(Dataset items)
"""

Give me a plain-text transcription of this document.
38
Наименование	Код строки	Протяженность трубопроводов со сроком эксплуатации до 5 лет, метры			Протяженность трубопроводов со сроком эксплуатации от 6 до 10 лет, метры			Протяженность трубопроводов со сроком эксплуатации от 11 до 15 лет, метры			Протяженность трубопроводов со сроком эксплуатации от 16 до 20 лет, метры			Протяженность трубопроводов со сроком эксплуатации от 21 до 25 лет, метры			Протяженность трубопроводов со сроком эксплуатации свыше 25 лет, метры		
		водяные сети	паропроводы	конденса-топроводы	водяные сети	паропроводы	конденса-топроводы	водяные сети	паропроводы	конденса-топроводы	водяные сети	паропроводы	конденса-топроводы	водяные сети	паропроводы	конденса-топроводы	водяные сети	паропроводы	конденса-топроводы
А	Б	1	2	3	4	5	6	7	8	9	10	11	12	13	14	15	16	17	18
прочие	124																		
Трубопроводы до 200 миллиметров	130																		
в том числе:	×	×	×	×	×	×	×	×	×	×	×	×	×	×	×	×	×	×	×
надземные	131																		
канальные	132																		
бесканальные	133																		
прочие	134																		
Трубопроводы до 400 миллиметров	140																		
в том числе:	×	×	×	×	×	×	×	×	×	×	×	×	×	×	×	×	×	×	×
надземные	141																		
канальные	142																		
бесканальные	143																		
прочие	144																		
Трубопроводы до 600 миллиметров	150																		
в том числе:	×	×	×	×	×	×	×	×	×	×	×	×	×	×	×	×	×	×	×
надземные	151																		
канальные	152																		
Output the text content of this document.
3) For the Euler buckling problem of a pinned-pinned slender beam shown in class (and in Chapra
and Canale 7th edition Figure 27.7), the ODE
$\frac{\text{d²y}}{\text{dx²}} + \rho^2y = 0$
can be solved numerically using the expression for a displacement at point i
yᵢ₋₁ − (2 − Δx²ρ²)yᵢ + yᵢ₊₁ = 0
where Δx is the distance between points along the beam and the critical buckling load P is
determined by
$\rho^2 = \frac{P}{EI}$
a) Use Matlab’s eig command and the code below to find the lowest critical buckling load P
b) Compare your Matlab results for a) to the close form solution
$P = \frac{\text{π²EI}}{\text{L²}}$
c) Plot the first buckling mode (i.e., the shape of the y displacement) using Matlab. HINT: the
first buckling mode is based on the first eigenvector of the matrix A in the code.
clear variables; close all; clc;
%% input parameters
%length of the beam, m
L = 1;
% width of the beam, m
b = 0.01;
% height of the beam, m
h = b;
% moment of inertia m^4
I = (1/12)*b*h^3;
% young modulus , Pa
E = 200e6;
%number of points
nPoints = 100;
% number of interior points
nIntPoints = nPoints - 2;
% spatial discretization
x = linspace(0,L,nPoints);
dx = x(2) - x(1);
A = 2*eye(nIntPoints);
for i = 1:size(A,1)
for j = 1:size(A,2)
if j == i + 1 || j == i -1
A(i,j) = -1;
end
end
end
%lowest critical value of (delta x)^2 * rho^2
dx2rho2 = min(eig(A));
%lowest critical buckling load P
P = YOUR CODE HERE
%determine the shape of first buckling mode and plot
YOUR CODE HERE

"""
"""

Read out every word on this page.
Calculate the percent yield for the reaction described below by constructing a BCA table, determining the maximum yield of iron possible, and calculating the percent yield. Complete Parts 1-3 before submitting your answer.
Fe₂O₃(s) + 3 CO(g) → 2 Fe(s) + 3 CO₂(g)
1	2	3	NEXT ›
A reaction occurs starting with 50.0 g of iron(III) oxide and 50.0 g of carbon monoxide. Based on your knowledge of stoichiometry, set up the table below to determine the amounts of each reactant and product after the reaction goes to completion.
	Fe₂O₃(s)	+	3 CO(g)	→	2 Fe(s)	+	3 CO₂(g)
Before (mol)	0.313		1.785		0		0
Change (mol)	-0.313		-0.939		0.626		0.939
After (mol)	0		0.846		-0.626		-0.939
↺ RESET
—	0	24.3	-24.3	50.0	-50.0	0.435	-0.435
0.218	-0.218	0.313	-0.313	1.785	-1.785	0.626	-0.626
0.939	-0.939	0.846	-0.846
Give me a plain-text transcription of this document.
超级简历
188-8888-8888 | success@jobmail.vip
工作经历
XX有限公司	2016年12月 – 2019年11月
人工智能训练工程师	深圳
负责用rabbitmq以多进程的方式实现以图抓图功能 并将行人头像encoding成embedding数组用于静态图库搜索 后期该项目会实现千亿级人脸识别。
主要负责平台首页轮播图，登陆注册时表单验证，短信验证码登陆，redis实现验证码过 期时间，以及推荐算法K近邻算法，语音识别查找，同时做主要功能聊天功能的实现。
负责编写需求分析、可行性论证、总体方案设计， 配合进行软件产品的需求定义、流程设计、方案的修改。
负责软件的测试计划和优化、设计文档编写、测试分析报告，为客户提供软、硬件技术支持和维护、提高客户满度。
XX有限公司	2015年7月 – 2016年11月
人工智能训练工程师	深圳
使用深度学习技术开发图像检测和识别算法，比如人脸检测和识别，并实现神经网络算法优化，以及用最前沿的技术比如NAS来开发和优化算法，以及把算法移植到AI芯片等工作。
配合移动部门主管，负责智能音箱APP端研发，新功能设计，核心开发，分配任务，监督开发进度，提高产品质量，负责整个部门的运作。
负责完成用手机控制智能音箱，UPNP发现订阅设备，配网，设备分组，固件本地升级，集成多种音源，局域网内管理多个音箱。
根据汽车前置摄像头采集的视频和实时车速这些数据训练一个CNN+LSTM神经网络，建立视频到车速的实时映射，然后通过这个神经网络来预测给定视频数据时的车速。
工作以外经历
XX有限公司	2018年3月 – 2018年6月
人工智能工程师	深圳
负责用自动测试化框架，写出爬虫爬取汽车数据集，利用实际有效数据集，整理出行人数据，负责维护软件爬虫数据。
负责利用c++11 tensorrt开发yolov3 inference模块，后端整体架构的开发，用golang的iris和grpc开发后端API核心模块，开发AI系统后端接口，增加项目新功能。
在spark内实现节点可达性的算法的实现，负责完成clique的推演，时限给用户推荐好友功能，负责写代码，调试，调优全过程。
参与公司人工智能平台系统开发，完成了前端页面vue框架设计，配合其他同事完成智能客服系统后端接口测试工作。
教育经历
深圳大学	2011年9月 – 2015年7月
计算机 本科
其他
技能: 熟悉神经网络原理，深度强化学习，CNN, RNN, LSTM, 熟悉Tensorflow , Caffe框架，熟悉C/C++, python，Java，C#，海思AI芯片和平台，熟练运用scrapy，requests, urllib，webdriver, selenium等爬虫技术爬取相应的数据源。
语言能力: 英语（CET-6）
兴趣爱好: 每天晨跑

"""

**Exercise requirements:**
Isolate the lines that hold the word "first" and copy all of them.

**Written reply:**
c) Plot the first buckling mode (i.e., the shape of the y displacement) using Matlab. HINT: the
first buckling mode is based on the first eigenvector of the matrix A in the code.
%determine the shape of first buckling mode and plot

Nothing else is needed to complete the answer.